### Task details:
Reproduce all the entries exactly.

### Exercise materials:
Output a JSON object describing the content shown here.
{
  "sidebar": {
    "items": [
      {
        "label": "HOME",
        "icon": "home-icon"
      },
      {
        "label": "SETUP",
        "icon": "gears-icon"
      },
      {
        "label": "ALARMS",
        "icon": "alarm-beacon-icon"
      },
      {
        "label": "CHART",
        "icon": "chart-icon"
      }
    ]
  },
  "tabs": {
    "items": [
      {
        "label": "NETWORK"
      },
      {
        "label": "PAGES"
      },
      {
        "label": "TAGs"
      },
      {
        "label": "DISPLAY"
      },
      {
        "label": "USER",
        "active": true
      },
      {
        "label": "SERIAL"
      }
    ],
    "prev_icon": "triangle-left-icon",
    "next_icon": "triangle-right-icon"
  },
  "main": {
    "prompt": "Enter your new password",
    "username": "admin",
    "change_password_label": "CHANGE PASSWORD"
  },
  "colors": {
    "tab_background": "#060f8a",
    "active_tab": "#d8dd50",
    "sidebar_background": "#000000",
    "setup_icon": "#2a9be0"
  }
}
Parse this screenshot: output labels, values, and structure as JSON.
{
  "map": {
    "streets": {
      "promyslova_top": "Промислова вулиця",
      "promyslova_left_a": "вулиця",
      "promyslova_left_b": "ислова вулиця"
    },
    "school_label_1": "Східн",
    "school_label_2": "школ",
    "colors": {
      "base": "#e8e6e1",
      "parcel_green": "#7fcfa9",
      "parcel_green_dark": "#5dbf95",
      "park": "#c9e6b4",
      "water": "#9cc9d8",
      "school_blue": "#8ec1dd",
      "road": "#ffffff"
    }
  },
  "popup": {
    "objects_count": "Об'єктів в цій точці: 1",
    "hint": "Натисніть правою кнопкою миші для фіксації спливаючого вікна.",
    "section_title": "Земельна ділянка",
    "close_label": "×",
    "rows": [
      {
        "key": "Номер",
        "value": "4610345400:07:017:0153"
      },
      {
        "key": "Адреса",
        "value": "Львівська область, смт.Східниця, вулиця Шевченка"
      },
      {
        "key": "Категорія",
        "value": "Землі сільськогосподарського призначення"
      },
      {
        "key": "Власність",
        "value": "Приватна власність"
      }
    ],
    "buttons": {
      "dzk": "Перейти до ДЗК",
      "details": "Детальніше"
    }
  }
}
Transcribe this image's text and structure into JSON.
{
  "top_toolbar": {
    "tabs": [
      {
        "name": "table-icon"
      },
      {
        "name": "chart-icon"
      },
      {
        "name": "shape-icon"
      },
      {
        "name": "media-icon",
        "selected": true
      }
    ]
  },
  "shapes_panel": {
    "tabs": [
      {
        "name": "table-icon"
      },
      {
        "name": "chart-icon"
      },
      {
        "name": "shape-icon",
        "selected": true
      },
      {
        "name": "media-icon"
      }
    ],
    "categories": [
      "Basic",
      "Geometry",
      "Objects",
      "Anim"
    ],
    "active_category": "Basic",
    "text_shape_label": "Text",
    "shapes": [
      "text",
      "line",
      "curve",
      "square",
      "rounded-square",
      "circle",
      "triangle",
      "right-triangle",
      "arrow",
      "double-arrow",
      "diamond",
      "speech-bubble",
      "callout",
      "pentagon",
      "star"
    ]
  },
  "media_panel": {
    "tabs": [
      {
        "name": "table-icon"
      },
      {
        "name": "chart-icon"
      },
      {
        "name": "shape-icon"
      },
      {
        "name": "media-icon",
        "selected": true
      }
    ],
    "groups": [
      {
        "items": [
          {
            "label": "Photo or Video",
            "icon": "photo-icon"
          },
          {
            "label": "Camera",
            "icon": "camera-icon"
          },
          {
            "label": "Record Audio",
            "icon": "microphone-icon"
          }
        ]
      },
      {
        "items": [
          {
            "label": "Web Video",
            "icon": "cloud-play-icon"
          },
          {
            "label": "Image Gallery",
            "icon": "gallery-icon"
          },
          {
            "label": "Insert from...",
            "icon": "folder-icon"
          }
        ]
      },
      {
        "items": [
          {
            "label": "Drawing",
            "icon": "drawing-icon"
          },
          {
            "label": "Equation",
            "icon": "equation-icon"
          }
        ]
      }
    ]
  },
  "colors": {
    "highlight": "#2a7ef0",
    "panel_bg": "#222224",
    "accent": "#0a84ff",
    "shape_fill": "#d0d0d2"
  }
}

### Solution to the exercise:
Output a JSON object describing the content shown here.
{
  "sidebar": {
    "items": [
      {
        "label": "HOME",
        "icon": "home-icon"
      },
      {
        "label": "SETUP",
        "icon": "gears-icon"
      },
      {
        "label": "ALARMS",
        "icon": "alarm-beacon-icon"
      },
      {
        "label": "CHART",
        "icon": "chart-icon"
      }
    ]
  },
  "tabs": {
    "items": [
      {
        "label": "NETWORK"
      },
      {
        "label": "PAGES"
      },
      {
        "label": "TAGs"
      },
      {
        "label": "DISPLAY"
      },
      {
        "label": "USER",
        "active": true
      },
      {
        "label": "SERIAL"
      }
    ],
    "prev_icon": "triangle-left-icon",
    "next_icon": "triangle-right-icon"
  },
  "main": {
    "prompt": "Enter your new password",
    "username": "admin",
    "change_password_label": "CHANGE PASSWORD"
  },
  "colors": {
    "tab_background": "#060f8a",
    "active_tab": "#d8dd50",
    "sidebar_background": "#000000",
    "setup_icon": "#2a9be0"
  }
}
Parse this screenshot: output labels, values, and structure as JSON.
{
  "map": {
    "streets": {
      "promyslova_top": "Промислова вулиця",
      "promyslova_left_a": "вулиця",
      "promyslova_left_b": "ислова вулиця"
    },
    "school_label_1": "Східн",
    "school_label_2": "школ",
    "colors": {
      "base": "#e8e6e1",
      "parcel_green": "#7fcfa9",
      "parcel_green_dark": "#5dbf95",
      "park": "#c9e6b4",
      "water": "#9cc9d8",
      "school_blue": "#8ec1dd",
      "road": "#ffffff"
    }
  },
  "popup": {
    "objects_count": "Об'єктів в цій точці: 1",
    "hint": "Натисніть правою кнопкою миші для фіксації спливаючого вікна.",
    "section_title": "Земельна ділянка",
    "close_label": "×",
    "rows": [
      {
        "key": "Номер",
        "value": "4610345400:07:017:0153"
      },
      {
        "key": "Адреса",
        "value": "Львівська область, смт.Східниця, вулиця Шевченка"
      },
      {
        "key": "Категорія",
        "value": "Землі сільськогосподарського призначення"
      },
      {
        "key": "Власність",
        "value": "Приватна власність"
      }
    ],
    "buttons": {
      "dzk": "Перейти до ДЗК",
      "details": "Детальніше"
    }
  }
}
Transcribe this image's text and structure into JSON.
{
  "top_toolbar": {
    "tabs": [
      {
        "name": "table-icon"
      },
      {
        "name": "chart-icon"
      },
      {
        "name": "shape-icon"
      },
      {
        "name": "media-icon",
        "selected": true
      }
    ]
  },
  "shapes_panel": {
    "tabs": [
      {
        "name": "table-icon"
      },
      {
        "name": "chart-icon"
      },
      {
        "name": "shape-icon",
        "selected": true
      },
      {
        "name": "media-icon"
      }
    ],
    "categories": [
      "Basic",
      "Geometry",
      "Objects",
      "Anim"
    ],
    "active_category": "Basic",
    "text_shape_label": "Text",
    "shapes": [
      "text",
      "line",
      "curve",
      "square",
      "rounded-square",
      "circle",
      "triangle",
      "right-triangle",
      "arrow",
      "double-arrow",
      "diamond",
      "speech-bubble",
      "callout",
      "pentagon",
      "star"
    ]
  },
  "media_panel": {
    "tabs": [
      {
        "name": "table-icon"
      },
      {
        "name": "chart-icon"
      },
      {
        "name": "shape-icon"
      },
      {
        "name": "media-icon",
        "selected": true
      }
    ],
    "groups": [
      {
        "items": [
          {
            "label": "Photo or Video",
            "icon": "photo-icon"
          },
          {
            "label": "Camera",
            "icon": "camera-icon"
          },
          {
            "label": "Record Audio",
            "icon": "microphone-icon"
          }
        ]
      },
      {
        "items": [
          {
            "label": "Web Video",
            "icon": "cloud-play-icon"
          },
          {
            "label": "Image Gallery",
            "icon": "gallery-icon"
          },
          {
            "label": "Insert from...",
            "icon": "folder-icon"
          }
        ]
      },
      {
        "items": [
          {
            "label": "Drawing",
            "icon": "drawing-icon"
          },
          {
            "label": "Equation",
            "icon": "equation-icon"
          }
        ]
      }
    ]
  },
  "colors": {
    "highlight": "#2a7ef0",
    "panel_bg": "#222224",
    "accent": "#0a84ff",
    "shape_fill": "#d0d0d2"
  }
}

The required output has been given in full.